*Available data*:
_ _ _

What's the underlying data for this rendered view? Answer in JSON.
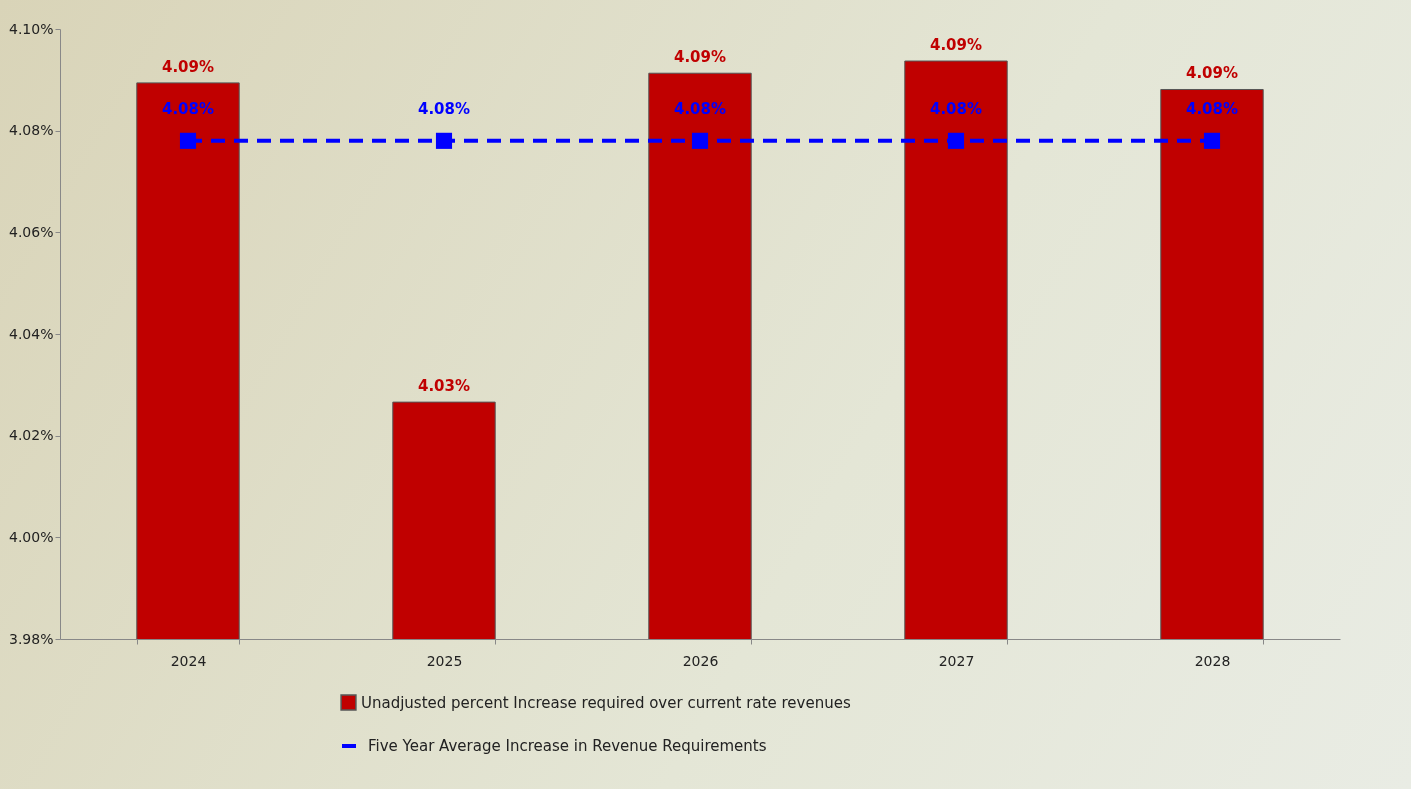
{
  "chart_data": {
    "type": "bar",
    "categories": [
      "2024",
      "2025",
      "2026",
      "2027",
      "2028"
    ],
    "series": [
      {
        "name": "Unadjusted percent Increase required over current rate revenues",
        "color": "#c00000",
        "values": [
          4.0894,
          4.0266,
          4.0913,
          4.0937,
          4.0881
        ],
        "value_labels": [
          "4.09%",
          "4.03%",
          "4.09%",
          "4.09%",
          "4.09%"
        ]
      },
      {
        "type": "line",
        "name": "Five Year Average Increase in Revenue Requirements",
        "color": "#0000ff",
        "values": [
          4.078,
          4.078,
          4.078,
          4.078,
          4.078
        ],
        "value_labels": [
          "4.08%",
          "4.08%",
          "4.08%",
          "4.08%",
          "4.08%"
        ]
      }
    ],
    "ylim": [
      3.98,
      4.1
    ],
    "yticks": [
      {
        "value": 3.98,
        "label": "3.98%"
      },
      {
        "value": 4.0,
        "label": "4.00%"
      },
      {
        "value": 4.02,
        "label": "4.02%"
      },
      {
        "value": 4.04,
        "label": "4.04%"
      },
      {
        "value": 4.06,
        "label": "4.06%"
      },
      {
        "value": 4.08,
        "label": "4.08%"
      },
      {
        "value": 4.1,
        "label": "4.10%"
      }
    ],
    "grid": false,
    "legend": "bottom",
    "marker": "square",
    "line_style": "dashed"
  }
}
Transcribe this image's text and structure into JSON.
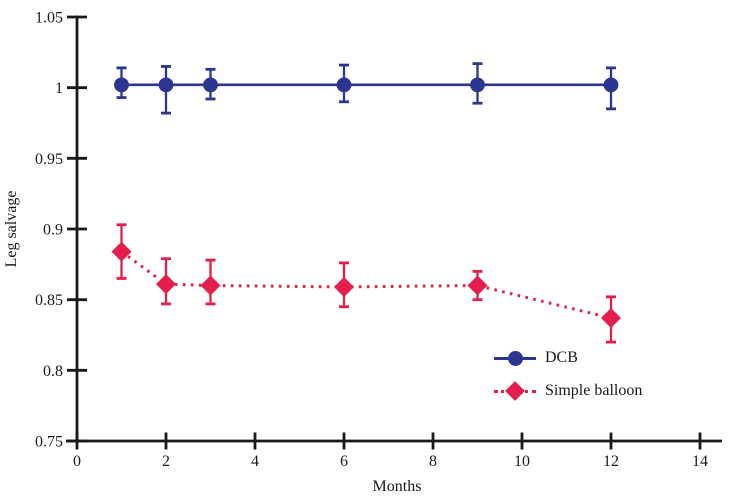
{
  "figure": {
    "background": "#ffffff",
    "text_color": "#1a1a1a"
  },
  "chart_data": {
    "type": "line",
    "title": "",
    "xlabel": "Months",
    "ylabel": "Leg salvage",
    "xlim": [
      0,
      14
    ],
    "ylim": [
      0.75,
      1.05
    ],
    "xticks": [
      0,
      2,
      4,
      6,
      8,
      10,
      12,
      14
    ],
    "yticks": [
      0.75,
      0.8,
      0.85,
      0.9,
      0.95,
      1,
      1.05
    ],
    "grid": false,
    "legend_position": "inside-bottom-right",
    "error_bars": true,
    "series": [
      {
        "name": "DCB",
        "color": "#2c3590",
        "line_style": "solid",
        "marker": "circle",
        "x": [
          1,
          2,
          3,
          6,
          9,
          12
        ],
        "y": [
          1.002,
          1.002,
          1.002,
          1.002,
          1.002,
          1.002
        ],
        "err_low": [
          0.993,
          0.982,
          0.992,
          0.99,
          0.989,
          0.985
        ],
        "err_high": [
          1.014,
          1.015,
          1.013,
          1.016,
          1.017,
          1.014
        ]
      },
      {
        "name": "Simple balloon",
        "color": "#e41e4c",
        "line_style": "dotted",
        "marker": "diamond",
        "x": [
          1,
          2,
          3,
          6,
          9,
          12
        ],
        "y": [
          0.884,
          0.861,
          0.86,
          0.859,
          0.86,
          0.837
        ],
        "err_low": [
          0.865,
          0.847,
          0.847,
          0.845,
          0.85,
          0.82
        ],
        "err_high": [
          0.903,
          0.879,
          0.878,
          0.876,
          0.87,
          0.852
        ]
      }
    ]
  }
}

_ _ _

*Exercise instructions*:
Take every line from the data above that holds "name" and copy it out.

*Finished exercise*:
        "name": "Unadjusted percent Increase required over current rate revenues",
        "name": "Five Year Average Increase in Revenue Requirements",
        "name": "DCB",
        "name": "Simple balloon",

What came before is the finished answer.